___ Recorded data ___
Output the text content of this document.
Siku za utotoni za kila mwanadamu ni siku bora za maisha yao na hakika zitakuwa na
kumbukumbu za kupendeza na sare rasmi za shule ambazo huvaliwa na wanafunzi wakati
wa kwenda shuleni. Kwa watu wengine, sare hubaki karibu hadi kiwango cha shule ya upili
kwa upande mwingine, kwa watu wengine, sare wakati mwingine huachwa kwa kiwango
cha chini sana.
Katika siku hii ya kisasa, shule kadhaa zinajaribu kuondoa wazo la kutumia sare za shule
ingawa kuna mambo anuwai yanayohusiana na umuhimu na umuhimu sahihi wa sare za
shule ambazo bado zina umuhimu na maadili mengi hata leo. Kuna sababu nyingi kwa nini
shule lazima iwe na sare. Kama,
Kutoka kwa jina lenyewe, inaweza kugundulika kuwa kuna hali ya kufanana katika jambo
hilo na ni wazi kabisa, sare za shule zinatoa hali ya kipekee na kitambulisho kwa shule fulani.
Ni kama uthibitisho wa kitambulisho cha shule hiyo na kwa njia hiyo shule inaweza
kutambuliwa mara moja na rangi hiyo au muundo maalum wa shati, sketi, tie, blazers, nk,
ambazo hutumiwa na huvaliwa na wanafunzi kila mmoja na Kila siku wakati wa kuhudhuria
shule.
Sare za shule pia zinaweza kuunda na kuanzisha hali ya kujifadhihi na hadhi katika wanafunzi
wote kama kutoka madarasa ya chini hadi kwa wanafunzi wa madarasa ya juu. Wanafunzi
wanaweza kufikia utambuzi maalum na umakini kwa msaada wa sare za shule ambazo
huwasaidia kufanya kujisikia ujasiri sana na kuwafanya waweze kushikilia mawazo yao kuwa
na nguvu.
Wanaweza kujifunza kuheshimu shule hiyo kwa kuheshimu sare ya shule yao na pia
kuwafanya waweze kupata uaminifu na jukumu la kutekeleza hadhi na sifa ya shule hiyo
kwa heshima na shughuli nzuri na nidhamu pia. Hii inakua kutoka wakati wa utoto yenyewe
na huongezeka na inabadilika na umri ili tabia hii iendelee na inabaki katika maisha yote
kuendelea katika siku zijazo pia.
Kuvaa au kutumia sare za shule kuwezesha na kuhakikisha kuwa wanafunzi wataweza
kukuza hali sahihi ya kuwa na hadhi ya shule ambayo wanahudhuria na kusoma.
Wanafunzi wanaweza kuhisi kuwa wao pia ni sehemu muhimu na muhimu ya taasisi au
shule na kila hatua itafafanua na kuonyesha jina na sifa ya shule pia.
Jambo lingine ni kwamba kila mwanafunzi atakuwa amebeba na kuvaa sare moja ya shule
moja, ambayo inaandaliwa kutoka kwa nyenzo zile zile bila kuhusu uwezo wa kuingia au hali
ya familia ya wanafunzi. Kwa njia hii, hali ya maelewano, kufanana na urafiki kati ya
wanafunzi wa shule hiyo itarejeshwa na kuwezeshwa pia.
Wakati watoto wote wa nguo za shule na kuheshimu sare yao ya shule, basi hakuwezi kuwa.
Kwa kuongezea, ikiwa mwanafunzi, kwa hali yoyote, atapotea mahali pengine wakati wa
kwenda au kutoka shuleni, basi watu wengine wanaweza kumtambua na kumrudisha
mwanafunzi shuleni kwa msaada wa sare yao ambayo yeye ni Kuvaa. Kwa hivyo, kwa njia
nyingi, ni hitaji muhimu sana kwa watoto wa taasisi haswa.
___
### Aim:
Look over the records above and copy each line that includes the string "maisha".

### Complete response:
Siku za utotoni za kila mwanadamu ni siku bora za maisha yao na hakika zitakuwa na
na huongezeka na inabadilika na umri ili tabia hii iendelee na inabaki katika maisha yote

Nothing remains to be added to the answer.